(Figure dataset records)

+++

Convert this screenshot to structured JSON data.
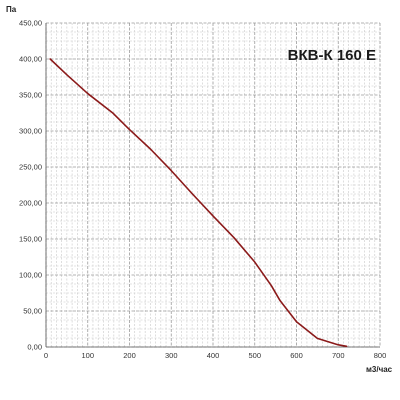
{
  "chart_data": {
    "type": "line",
    "title": "ВКВ-К 160 Е",
    "xlabel": "м3/час",
    "ylabel": "Па",
    "xlim": [
      0,
      800
    ],
    "ylim": [
      0,
      450
    ],
    "x_ticks": [
      0,
      100,
      200,
      300,
      400,
      500,
      600,
      700,
      800
    ],
    "y_ticks": [
      "0,00",
      "50,00",
      "100,00",
      "150,00",
      "200,00",
      "250,00",
      "300,00",
      "350,00",
      "400,00",
      "450,00"
    ],
    "grid": true,
    "series": [
      {
        "color": "#8b1a1a",
        "x": [
          10,
          50,
          100,
          160,
          200,
          250,
          300,
          350,
          400,
          450,
          500,
          540,
          560,
          600,
          650,
          700,
          720
        ],
        "y": [
          400,
          378,
          352,
          325,
          302,
          275,
          245,
          213,
          182,
          152,
          118,
          85,
          65,
          35,
          12,
          3,
          1
        ]
      }
    ]
  }
}
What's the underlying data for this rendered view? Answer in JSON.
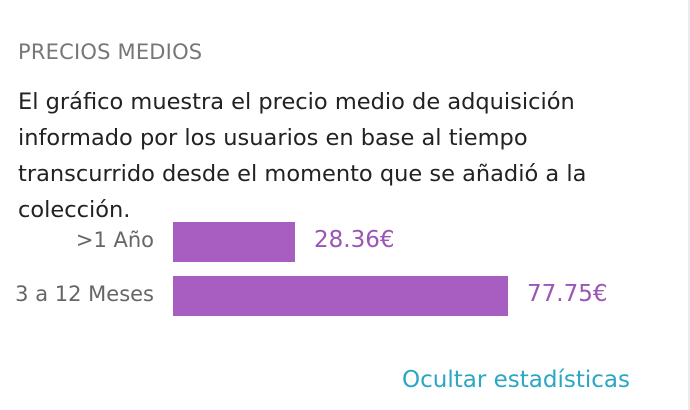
{
  "section": {
    "title": "PRECIOS MEDIOS",
    "description": "El gráfico muestra el precio medio de adquisición informado por los usuarios en base al tiempo transcurrido desde el momento que se añadió a la colección."
  },
  "chart_data": {
    "type": "bar",
    "orientation": "horizontal",
    "categories": [
      ">1 Año",
      "3 a 12 Meses"
    ],
    "values": [
      28.36,
      77.75
    ],
    "value_labels": [
      "28.36€",
      "77.75€"
    ],
    "unit": "€",
    "bar_color": "#a85ec0",
    "value_label_color": "#9a55b5"
  },
  "footer": {
    "hide_stats_label": "Ocultar estadísticas",
    "link_color": "#2aa7c4"
  }
}
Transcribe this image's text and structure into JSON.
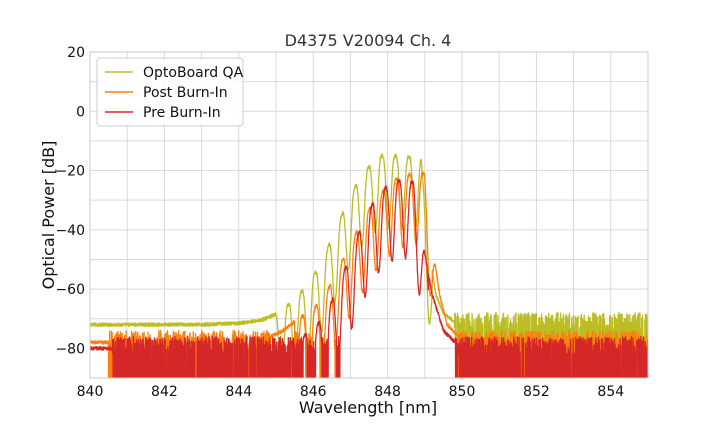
{
  "chart_data": {
    "type": "line",
    "title": "D4375 V20094 Ch. 4",
    "xlabel": "Wavelength [nm]",
    "ylabel": "Optical Power [dB]",
    "xlim": [
      840,
      855
    ],
    "ylim": [
      -90,
      20
    ],
    "x_ticks": [
      "840",
      "842",
      "844",
      "846",
      "848",
      "850",
      "852",
      "854"
    ],
    "y_ticks": [
      "20",
      "0",
      "−20",
      "−40",
      "−60",
      "−80"
    ],
    "grid": true,
    "legend_position": "top-left",
    "series": [
      {
        "name": "OptoBoard QA",
        "color": "#bcbd22",
        "noise_floor_db": -72,
        "envelope": [
          [
            840.0,
            -72
          ],
          [
            843.0,
            -72
          ],
          [
            844.0,
            -71.5
          ],
          [
            844.6,
            -70.5
          ],
          [
            845.0,
            -68.5
          ],
          [
            845.4,
            -64.5
          ],
          [
            845.8,
            -59.5
          ],
          [
            846.2,
            -51.5
          ],
          [
            846.6,
            -40
          ],
          [
            847.0,
            -28
          ],
          [
            847.4,
            -20
          ],
          [
            847.8,
            -15
          ],
          [
            848.2,
            -15
          ],
          [
            848.6,
            -15.5
          ],
          [
            848.9,
            -16
          ],
          [
            849.1,
            -46
          ],
          [
            849.3,
            -62
          ],
          [
            849.5,
            -68
          ],
          [
            849.8,
            -71
          ],
          [
            850.2,
            -72
          ],
          [
            855.0,
            -72
          ]
        ],
        "fringe_period_nm": 0.36,
        "fringe_depth_db": 24,
        "fringe_peak_nm": 847.85,
        "fringe_start_nm": 845.0,
        "fringe_end_nm": 849.2,
        "noise_start_nm": 849.8,
        "noise_end_nm": 855.0
      },
      {
        "name": "Post Burn-In",
        "color": "#ff7f0e",
        "noise_floor_db": -78,
        "envelope": [
          [
            840.0,
            -78
          ],
          [
            844.5,
            -78
          ],
          [
            845.2,
            -74
          ],
          [
            845.6,
            -70
          ],
          [
            846.0,
            -67
          ],
          [
            846.4,
            -60
          ],
          [
            846.8,
            -50
          ],
          [
            847.2,
            -40
          ],
          [
            847.6,
            -31
          ],
          [
            848.0,
            -25
          ],
          [
            848.4,
            -21.5
          ],
          [
            848.8,
            -21
          ],
          [
            849.0,
            -21
          ],
          [
            849.2,
            -45
          ],
          [
            849.4,
            -62
          ],
          [
            849.6,
            -72
          ],
          [
            849.9,
            -76
          ],
          [
            850.2,
            -78
          ],
          [
            855.0,
            -78
          ]
        ],
        "fringe_period_nm": 0.36,
        "fringe_depth_db": 24,
        "fringe_peak_nm": 848.95,
        "fringe_start_nm": 845.5,
        "fringe_end_nm": 849.3,
        "noise_start_nm": 840.5,
        "noise_end_nm": 855.0
      },
      {
        "name": "Pre Burn-In",
        "color": "#d62728",
        "noise_floor_db": -80,
        "envelope": [
          [
            840.0,
            -80
          ],
          [
            844.5,
            -80
          ],
          [
            845.4,
            -78
          ],
          [
            846.0,
            -74
          ],
          [
            846.4,
            -67
          ],
          [
            846.8,
            -55
          ],
          [
            847.2,
            -42
          ],
          [
            847.6,
            -31
          ],
          [
            848.0,
            -25
          ],
          [
            848.4,
            -23
          ],
          [
            848.7,
            -24
          ],
          [
            849.0,
            -48
          ],
          [
            849.2,
            -62
          ],
          [
            849.5,
            -74
          ],
          [
            849.9,
            -79
          ],
          [
            850.2,
            -80
          ],
          [
            855.0,
            -80
          ]
        ],
        "fringe_period_nm": 0.36,
        "fringe_depth_db": 26,
        "fringe_peak_nm": 848.3,
        "fringe_start_nm": 845.4,
        "fringe_end_nm": 849.1,
        "noise_start_nm": 840.6,
        "noise_end_nm": 855.0
      }
    ]
  }
}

+++

**Task to complete:** Repeat the entries exactly. Pictures are excluded from the copy.

**Response to this task:**
Convert this screenshot to structured JSON data.
{
  "chart_data": {
    "type": "line",
    "title": "ВКВ-К 160 Е",
    "xlabel": "м3/час",
    "ylabel": "Па",
    "xlim": [
      0,
      800
    ],
    "ylim": [
      0,
      450
    ],
    "x_ticks": [
      0,
      100,
      200,
      300,
      400,
      500,
      600,
      700,
      800
    ],
    "y_ticks": [
      "0,00",
      "50,00",
      "100,00",
      "150,00",
      "200,00",
      "250,00",
      "300,00",
      "350,00",
      "400,00",
      "450,00"
    ],
    "grid": true,
    "series": [
      {
        "color": "#8b1a1a",
        "x": [
          10,
          50,
          100,
          160,
          200,
          250,
          300,
          350,
          400,
          450,
          500,
          540,
          560,
          600,
          650,
          700,
          720
        ],
        "y": [
          400,
          378,
          352,
          325,
          302,
          275,
          245,
          213,
          182,
          152,
          118,
          85,
          65,
          35,
          12,
          3,
          1
        ]
      }
    ]
  }
}
What's the underlying data for this rendered view? Answer in JSON.
{
  "section": {
    "title": "PRECIOS MEDIOS",
    "description": "El gráfico muestra el precio medio de adquisición informado por los usuarios en base al tiempo transcurrido desde el momento que se añadió a la colección."
  },
  "chart_data": {
    "type": "bar",
    "orientation": "horizontal",
    "categories": [
      ">1 Año",
      "3 a 12 Meses"
    ],
    "values": [
      28.36,
      77.75
    ],
    "value_labels": [
      "28.36€",
      "77.75€"
    ],
    "unit": "€",
    "bar_color": "#a85ec0",
    "value_label_color": "#9a55b5"
  },
  "footer": {
    "hide_stats_label": "Ocultar estadísticas",
    "link_color": "#2aa7c4"
  }
}
Transcribe this image's text and structure into JSON.
{
  "chart_data": {
    "type": "line",
    "title": "D4375 V20094 Ch. 4",
    "xlabel": "Wavelength [nm]",
    "ylabel": "Optical Power [dB]",
    "xlim": [
      840,
      855
    ],
    "ylim": [
      -90,
      20
    ],
    "x_ticks": [
      "840",
      "842",
      "844",
      "846",
      "848",
      "850",
      "852",
      "854"
    ],
    "y_ticks": [
      "20",
      "0",
      "−20",
      "−40",
      "−60",
      "−80"
    ],
    "grid": true,
    "legend_position": "top-left",
    "series": [
      {
        "name": "OptoBoard QA",
        "color": "#bcbd22",
        "noise_floor_db": -72,
        "envelope": [
          [
            840.0,
            -72
          ],
          [
            843.0,
            -72
          ],
          [
            844.0,
            -71.5
          ],
          [
            844.6,
            -70.5
          ],
          [
            845.0,
            -68.5
          ],
          [
            845.4,
            -64.5
          ],
          [
            845.8,
            -59.5
          ],
          [
            846.2,
            -51.5
          ],
          [
            846.6,
            -40
          ],
          [
            847.0,
            -28
          ],
          [
            847.4,
            -20
          ],
          [
            847.8,
            -15
          ],
          [
            848.2,
            -15
          ],
          [
            848.6,
            -15.5
          ],
          [
            848.9,
            -16
          ],
          [
            849.1,
            -46
          ],
          [
            849.3,
            -62
          ],
          [
            849.5,
            -68
          ],
          [
            849.8,
            -71
          ],
          [
            850.2,
            -72
          ],
          [
            855.0,
            -72
          ]
        ],
        "fringe_period_nm": 0.36,
        "fringe_depth_db": 24,
        "fringe_peak_nm": 847.85,
        "fringe_start_nm": 845.0,
        "fringe_end_nm": 849.2,
        "noise_start_nm": 849.8,
        "noise_end_nm": 855.0
      },
      {
        "name": "Post Burn-In",
        "color": "#ff7f0e",
        "noise_floor_db": -78,
        "envelope": [
          [
            840.0,
            -78
          ],
          [
            844.5,
            -78
          ],
          [
            845.2,
            -74
          ],
          [
            845.6,
            -70
          ],
          [
            846.0,
            -67
          ],
          [
            846.4,
            -60
          ],
          [
            846.8,
            -50
          ],
          [
            847.2,
            -40
          ],
          [
            847.6,
            -31
          ],
          [
            848.0,
            -25
          ],
          [
            848.4,
            -21.5
          ],
          [
            848.8,
            -21
          ],
          [
            849.0,
            -21
          ],
          [
            849.2,
            -45
          ],
          [
            849.4,
            -62
          ],
          [
            849.6,
            -72
          ],
          [
            849.9,
            -76
          ],
          [
            850.2,
            -78
          ],
          [
            855.0,
            -78
          ]
        ],
        "fringe_period_nm": 0.36,
        "fringe_depth_db": 24,
        "fringe_peak_nm": 848.95,
        "fringe_start_nm": 845.5,
        "fringe_end_nm": 849.3,
        "noise_start_nm": 840.5,
        "noise_end_nm": 855.0
      },
      {
        "name": "Pre Burn-In",
        "color": "#d62728",
        "noise_floor_db": -80,
        "envelope": [
          [
            840.0,
            -80
          ],
          [
            844.5,
            -80
          ],
          [
            845.4,
            -78
          ],
          [
            846.0,
            -74
          ],
          [
            846.4,
            -67
          ],
          [
            846.8,
            -55
          ],
          [
            847.2,
            -42
          ],
          [
            847.6,
            -31
          ],
          [
            848.0,
            -25
          ],
          [
            848.4,
            -23
          ],
          [
            848.7,
            -24
          ],
          [
            849.0,
            -48
          ],
          [
            849.2,
            -62
          ],
          [
            849.5,
            -74
          ],
          [
            849.9,
            -79
          ],
          [
            850.2,
            -80
          ],
          [
            855.0,
            -80
          ]
        ],
        "fringe_period_nm": 0.36,
        "fringe_depth_db": 26,
        "fringe_peak_nm": 848.3,
        "fringe_start_nm": 845.4,
        "fringe_end_nm": 849.1,
        "noise_start_nm": 840.6,
        "noise_end_nm": 855.0
      }
    ]
  }
}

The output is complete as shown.